# Winchester Hex shot



## LostLouisianian (Oct 11, 2010)

Anyone use the Winchester Hex Shot for ducks or geese and have any good or bad reports on it. I've never really noticed it today and saw some at Cabelas but it seems to me hex shaped shot is not very aerodynamic but I guess I could be wrong.


----------



## rjefre (Sep 8, 2007)

I can't remember what brand of shell I was using during one particular goose hunt last season (it may have been blind-side), but the pellets were kind of square shaped. Anyway I mostly only hunt with a 20 gauge and the reason I know what the pellets were shaped like was because the bird was absolutely destroyed and there were a few pellets that I recovered from the carnage. I used this same box of shells several times last season and it killed geese very nicely with my 20 ga. Most birds were picked up dead and no lost birds. After all that, I should also say that round pellets in size #2 were just as deadly.
R


----------



## Fowlmouth (Oct 4, 2008)

Every year the ammo companies come out with a new "gimmick" to market to hunters. That's fine and dandy if you want to spend $20+ on a box of shells. The bottom line is this, you hit em' or you miss em'. I have tried just about every shell out there, and for me personally I have NOT noticed much of a difference in the cheap loads vs. expensive. I usually buy Estates or Federals for around $11 a box and they do the job just fine. (I don't like Winchester Xperts though, sorry Dkhntrdstn) :mrgreen:


----------



## LostLouisianian (Oct 11, 2010)

Fowlmouth said:


> Every year the ammo companies come out with a new "gimmick" to market to hunters. That's fine and dandy if you want to spend $20+ on a box of shells. The bottom line is this, you hit em' or you miss em'. I have tried just about every shell out there, and for me personally I have NOT noticed much of a difference in the cheap loads vs. expensive. I usually buy Estates or Federals for around $11 a box and they do the job just fine. (I don't like Winchester Xperts though, sorry Dkhntrdstn) :mrgreen:


I mainly shoot 12 gauge 3" shells. Who do you find usually has the good deals on those. I guess I need to be watching out for a pre-season deal about now.


----------



## Fowlmouth (Oct 4, 2008)

LostLouisianian said:


> I mainly shoot 12 gauge 3" shells. Who do you find usually has the good deals on those. I guess I need to be watching out for a pre-season deal about now.


 That's what I shoot. Rogers Sporting Goods and Scheels seem to have the best prices for the Federal loads.


----------



## utahbigbull (May 9, 2012)

• **Raw data**:
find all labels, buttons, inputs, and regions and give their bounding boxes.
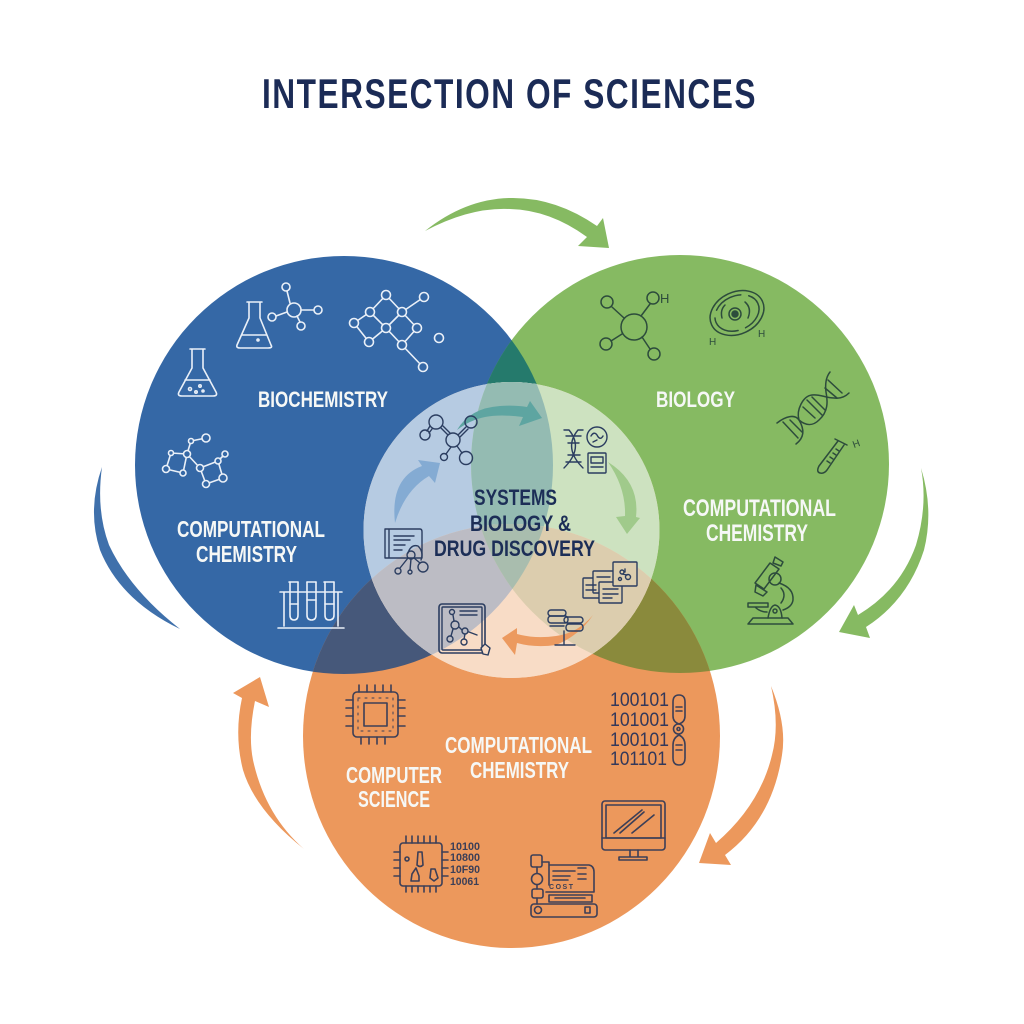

• **Instructions to follow**:
Resume the forum thread about Winchester Hex shot from the point where it ends.

• **Response**:
I use Blind Side for geese and love it! 3" BB does some impressive damage on them. I seem to drop them harder than my buddies in the blind next to me shooting round shot. It gets excelent penetration through their thick down. I don't bother shooting it on ducks though.


----------



## dkhntrdstn (Sep 7, 2007)

Fowlmouth said:


> Every year the ammo companies come out with a new "gimmick" to market to hunters. That's fine and dandy if you want to spend $20+ on a box of shells. The bottom line is this, you hit em' or you miss em'. I have tried just about every shell out there, and for me personally I have NOT noticed much of a difference in the cheap loads vs. expensive. I usually buy Estates or Federals for around $11 a box and they do the job just fine. (I don't like Winchester Xperts though, sorry Dkhntrdstn) :mrgreen:


dont lie you love them sucker as well. I buy a box of heavy shot just for swans and geese. that last me a the whole season if not two seasons


----------



## hamernhonkers (Sep 28, 2007)

Fowlmouth said:


> Every year the ammo companies come out with a new "gimmick" to market to hunters. That's fine and dandy if you want to spend $20+ on a box of shells. The bottom line is this, you hit em' or you miss em'. I have tried just about every shell out there, and for me personally I have NOT noticed much of a difference in the cheap loads vs. expensive. I usually buy Estates or Federals for around $11 a box and they do the job just fine. (I don't like Winchester Xperts though, sorry Dkhntrdstn) :mrgreen:


This!

All the hex loads are, are expensive spreader loads. But then again many people tend to over choke there loads and actually benefit from loads like these. A cheaper solution is to pattern there guns and find the right combination for the ranges they are shooting.


----------



## Joh Fredersen (Sep 24, 2013)

The funny thing about steel shot in strange shapes (hexagonal, with a little belt, or any non-round STEEL shot), is that that shape is the normal, stamped shape of the steel before it's rolled round in production.
So the ammo companies are charging you more $ for a product they can produce by skipping a step in making it. Brilliant marketing!!!!


----------



## JuniorPre 360 (Feb 22, 2012)

I've killed a lot of ducks using the crappy cheap Xperts. This year I got a deal on Federal blue box loads at $10 a box no shipping or taxes. I'm sure they'll do the job for as close as I regularly shoot at ducks. The only shot I've actually seen a difference with are the Blindsides. My buddy had a pattern master choke in and every duck he shot had pellets fully penetrate and go through the body of the duck, break both wings and feet, and he never had a criple. But in return, the duck was pretty f-ed up.


----------



## Bax* (Dec 14, 2008)

I have to admit that I like the Remington Hypersonics. Sometimes I don't lead the bird enough so it compensates for my crappy shooting.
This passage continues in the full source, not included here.